■ **Entries shown**:
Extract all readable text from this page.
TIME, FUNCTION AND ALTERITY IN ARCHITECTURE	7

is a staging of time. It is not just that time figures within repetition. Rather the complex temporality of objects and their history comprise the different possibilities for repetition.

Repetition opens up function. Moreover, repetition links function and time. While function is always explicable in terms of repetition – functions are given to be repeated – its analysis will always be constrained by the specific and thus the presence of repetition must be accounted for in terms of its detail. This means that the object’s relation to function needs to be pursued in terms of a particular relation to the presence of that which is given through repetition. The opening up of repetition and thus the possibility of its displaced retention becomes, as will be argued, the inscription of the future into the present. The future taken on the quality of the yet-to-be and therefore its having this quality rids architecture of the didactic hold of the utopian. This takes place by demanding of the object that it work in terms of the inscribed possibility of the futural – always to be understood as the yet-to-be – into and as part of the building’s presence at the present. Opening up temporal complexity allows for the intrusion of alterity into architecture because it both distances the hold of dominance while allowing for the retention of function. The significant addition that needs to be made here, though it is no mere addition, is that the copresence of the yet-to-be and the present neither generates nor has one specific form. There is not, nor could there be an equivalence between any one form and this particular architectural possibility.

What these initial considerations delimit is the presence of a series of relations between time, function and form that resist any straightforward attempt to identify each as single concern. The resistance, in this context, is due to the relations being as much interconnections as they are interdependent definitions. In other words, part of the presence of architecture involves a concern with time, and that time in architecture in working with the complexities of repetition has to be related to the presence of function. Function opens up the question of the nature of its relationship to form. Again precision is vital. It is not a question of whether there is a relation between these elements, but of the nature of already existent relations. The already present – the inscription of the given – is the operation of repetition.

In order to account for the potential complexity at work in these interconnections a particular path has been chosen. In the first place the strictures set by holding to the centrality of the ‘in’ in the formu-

■ **Task description**:
Go through the material above and copy each line that has the word "these".

■ **Result**:
What these initial considerations delimit is the presence of a series of relations between time, function and form that resist any straightforward attempt to identify each as single concern. The resistance, in this context, is due to the relations being as much interconnections as they are interdependent definitions. In other words, part of the presence of architecture involves a concern with time, and that time in architecture in working with the complexities of repetition has to be related to the presence of function. Function opens up the question of the nature of its relationship to form. Again precision is vital. It is not a question of whether there is a relation between these elements, but of the nature of already existent relations. The already present – the inscription of the given – is the operation of repetition.
In order to account for the potential complexity at work in these interconnections a particular path has been chosen. In the first place the strictures set by holding to the centrality of the ‘in’ in the formu-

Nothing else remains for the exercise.